> **Material shown**:

▶

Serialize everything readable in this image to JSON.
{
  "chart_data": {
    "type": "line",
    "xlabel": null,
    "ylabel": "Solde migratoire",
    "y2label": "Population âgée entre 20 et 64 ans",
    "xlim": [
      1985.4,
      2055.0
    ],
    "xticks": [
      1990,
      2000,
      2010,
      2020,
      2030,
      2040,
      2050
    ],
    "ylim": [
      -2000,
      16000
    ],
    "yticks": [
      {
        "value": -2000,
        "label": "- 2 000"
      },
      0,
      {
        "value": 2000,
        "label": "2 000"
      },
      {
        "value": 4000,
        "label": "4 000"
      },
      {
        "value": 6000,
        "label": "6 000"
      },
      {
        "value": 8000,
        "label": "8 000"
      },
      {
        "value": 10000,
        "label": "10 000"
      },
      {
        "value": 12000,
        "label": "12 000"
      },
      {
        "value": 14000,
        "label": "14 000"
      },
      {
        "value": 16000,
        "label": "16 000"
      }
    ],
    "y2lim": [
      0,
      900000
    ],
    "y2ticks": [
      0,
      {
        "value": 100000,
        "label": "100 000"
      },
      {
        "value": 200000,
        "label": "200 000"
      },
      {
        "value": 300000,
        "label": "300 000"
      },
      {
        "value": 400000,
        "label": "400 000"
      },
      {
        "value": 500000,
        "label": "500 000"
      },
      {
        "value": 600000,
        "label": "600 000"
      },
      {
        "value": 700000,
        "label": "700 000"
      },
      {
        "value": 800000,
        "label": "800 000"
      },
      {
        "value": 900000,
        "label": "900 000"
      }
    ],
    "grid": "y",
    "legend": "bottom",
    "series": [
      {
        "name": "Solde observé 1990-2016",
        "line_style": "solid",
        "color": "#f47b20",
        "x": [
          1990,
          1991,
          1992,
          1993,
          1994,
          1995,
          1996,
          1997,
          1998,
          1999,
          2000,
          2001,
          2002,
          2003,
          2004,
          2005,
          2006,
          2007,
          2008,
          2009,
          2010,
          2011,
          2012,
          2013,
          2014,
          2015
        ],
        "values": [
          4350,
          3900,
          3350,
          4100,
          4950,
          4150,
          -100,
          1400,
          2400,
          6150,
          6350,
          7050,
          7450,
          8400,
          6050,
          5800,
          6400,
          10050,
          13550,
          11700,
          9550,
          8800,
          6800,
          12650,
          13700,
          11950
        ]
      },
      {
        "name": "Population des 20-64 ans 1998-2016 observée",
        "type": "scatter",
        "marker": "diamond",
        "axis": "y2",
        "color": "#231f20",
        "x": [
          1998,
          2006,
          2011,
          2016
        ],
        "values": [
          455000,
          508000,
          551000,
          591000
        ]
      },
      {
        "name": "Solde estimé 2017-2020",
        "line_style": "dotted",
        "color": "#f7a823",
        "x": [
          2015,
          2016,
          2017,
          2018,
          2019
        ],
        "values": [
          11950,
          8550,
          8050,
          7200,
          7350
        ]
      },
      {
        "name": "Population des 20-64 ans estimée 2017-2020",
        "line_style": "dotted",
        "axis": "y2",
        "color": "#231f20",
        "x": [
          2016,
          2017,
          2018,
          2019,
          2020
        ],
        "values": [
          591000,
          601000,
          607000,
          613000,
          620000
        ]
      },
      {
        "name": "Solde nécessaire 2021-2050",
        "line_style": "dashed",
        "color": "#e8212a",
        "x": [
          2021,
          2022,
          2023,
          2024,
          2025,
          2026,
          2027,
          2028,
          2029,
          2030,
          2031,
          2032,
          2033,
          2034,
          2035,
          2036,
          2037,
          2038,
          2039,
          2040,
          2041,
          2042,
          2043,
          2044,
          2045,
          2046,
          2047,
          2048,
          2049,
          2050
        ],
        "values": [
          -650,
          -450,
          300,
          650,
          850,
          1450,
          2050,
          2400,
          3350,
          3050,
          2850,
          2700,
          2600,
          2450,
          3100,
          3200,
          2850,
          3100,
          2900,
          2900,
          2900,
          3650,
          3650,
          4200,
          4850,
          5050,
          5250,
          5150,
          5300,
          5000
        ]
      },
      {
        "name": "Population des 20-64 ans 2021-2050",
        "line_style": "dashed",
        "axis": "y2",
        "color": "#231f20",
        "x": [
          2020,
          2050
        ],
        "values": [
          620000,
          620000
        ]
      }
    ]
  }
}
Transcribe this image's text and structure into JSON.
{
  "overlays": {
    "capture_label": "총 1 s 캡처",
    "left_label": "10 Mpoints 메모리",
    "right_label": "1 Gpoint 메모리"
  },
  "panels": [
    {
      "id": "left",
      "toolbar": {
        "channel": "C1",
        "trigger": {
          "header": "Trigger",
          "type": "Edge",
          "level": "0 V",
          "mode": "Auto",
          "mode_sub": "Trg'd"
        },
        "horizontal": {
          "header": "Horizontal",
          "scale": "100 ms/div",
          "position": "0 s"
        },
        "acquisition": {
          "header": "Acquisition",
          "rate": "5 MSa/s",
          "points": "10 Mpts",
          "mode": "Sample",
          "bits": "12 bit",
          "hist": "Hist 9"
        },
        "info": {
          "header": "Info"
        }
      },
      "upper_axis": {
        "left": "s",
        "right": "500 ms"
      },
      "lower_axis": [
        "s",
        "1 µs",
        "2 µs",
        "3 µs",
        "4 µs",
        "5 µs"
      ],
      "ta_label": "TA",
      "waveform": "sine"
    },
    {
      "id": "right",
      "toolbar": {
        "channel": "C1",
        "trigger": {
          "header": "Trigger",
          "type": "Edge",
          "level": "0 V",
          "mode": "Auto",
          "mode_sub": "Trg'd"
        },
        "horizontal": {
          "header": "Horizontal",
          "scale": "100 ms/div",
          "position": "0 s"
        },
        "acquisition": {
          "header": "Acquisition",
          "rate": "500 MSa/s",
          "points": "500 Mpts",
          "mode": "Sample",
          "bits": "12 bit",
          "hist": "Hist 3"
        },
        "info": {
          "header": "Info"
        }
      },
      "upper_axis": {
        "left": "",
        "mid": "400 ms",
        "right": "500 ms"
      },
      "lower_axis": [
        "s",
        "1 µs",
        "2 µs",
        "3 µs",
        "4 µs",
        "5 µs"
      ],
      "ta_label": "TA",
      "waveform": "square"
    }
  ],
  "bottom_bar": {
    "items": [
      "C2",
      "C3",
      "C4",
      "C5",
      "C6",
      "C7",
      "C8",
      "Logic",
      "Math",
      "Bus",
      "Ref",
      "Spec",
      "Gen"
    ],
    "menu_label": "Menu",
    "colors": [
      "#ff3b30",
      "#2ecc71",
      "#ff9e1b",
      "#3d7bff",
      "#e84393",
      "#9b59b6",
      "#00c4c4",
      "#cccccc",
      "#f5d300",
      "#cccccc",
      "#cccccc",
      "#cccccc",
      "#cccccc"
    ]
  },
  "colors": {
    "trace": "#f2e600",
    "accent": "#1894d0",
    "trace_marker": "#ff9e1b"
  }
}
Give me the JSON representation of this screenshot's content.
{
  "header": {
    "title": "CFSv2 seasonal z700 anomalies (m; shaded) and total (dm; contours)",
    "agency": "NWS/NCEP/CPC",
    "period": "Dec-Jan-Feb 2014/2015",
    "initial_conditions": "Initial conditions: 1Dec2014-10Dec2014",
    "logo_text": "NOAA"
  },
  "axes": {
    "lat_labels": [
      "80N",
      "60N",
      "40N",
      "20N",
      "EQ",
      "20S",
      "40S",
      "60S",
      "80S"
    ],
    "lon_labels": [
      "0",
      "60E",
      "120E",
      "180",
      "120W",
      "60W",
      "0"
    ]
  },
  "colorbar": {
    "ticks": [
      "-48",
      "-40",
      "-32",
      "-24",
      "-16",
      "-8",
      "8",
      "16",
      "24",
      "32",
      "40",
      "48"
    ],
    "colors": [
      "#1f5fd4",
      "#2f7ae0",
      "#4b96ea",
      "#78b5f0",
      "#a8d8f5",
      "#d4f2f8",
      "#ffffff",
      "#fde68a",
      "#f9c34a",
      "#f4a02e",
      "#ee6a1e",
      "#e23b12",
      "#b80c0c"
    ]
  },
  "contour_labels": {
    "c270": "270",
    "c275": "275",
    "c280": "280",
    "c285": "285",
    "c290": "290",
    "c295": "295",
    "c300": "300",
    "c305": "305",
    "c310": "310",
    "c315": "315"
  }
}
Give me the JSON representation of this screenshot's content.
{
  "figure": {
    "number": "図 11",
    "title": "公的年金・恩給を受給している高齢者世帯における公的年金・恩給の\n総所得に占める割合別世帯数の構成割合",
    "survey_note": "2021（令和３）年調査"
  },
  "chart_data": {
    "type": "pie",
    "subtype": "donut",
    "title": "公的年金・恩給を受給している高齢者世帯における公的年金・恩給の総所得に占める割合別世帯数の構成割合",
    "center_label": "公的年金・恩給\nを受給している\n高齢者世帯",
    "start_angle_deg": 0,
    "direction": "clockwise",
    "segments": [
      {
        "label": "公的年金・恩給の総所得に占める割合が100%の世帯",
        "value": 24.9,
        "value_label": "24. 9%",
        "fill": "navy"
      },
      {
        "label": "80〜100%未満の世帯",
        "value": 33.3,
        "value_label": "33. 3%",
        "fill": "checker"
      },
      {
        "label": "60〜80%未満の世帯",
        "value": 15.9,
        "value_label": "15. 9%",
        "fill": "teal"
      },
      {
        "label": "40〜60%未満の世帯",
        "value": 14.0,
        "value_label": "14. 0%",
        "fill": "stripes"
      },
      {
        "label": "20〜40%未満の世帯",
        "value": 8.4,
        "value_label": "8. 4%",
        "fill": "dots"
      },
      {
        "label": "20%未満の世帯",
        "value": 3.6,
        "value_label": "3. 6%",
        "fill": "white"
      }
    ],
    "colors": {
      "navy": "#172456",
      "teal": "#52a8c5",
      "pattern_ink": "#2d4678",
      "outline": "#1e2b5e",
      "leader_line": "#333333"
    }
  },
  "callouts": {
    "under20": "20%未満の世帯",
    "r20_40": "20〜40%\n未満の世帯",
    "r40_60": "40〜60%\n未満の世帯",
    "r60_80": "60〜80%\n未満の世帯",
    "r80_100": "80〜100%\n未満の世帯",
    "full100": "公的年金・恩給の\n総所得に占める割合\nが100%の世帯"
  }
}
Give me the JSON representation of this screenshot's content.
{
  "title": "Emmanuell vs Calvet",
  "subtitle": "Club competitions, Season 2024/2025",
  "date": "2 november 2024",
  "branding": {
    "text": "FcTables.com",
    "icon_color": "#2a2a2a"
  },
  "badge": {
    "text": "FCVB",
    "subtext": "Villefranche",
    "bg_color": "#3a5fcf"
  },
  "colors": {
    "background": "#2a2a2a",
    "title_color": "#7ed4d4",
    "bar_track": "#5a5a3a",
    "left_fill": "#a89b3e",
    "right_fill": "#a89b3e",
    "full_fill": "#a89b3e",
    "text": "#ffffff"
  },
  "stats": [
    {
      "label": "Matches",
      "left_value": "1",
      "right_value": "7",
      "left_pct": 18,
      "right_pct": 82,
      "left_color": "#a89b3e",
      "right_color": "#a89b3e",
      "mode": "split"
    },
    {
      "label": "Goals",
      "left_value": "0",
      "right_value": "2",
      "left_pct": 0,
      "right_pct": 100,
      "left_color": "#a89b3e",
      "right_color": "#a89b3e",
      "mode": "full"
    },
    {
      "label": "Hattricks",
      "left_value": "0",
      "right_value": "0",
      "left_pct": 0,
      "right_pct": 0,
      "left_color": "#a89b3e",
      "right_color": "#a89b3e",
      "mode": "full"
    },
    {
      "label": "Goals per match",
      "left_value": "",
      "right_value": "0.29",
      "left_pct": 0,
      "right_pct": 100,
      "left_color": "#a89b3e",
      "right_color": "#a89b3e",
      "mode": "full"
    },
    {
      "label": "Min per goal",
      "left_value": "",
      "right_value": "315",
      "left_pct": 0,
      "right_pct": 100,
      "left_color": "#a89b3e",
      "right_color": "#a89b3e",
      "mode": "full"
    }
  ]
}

◀

> **Goal of the exercise**: Identify the lines of the data that contain the word "恩給を受給している高齢者世帯における公的年金". Copy each of them.

> **Reply to the exercise**:
    "title": "公的年金・恩給を受給している高齢者世帯における公的年金・恩給の\n総所得に占める割合別世帯数の構成割合",
    "title": "公的年金・恩給を受給している高齢者世帯における公的年金・恩給の総所得に占める割合別世帯数の構成割合",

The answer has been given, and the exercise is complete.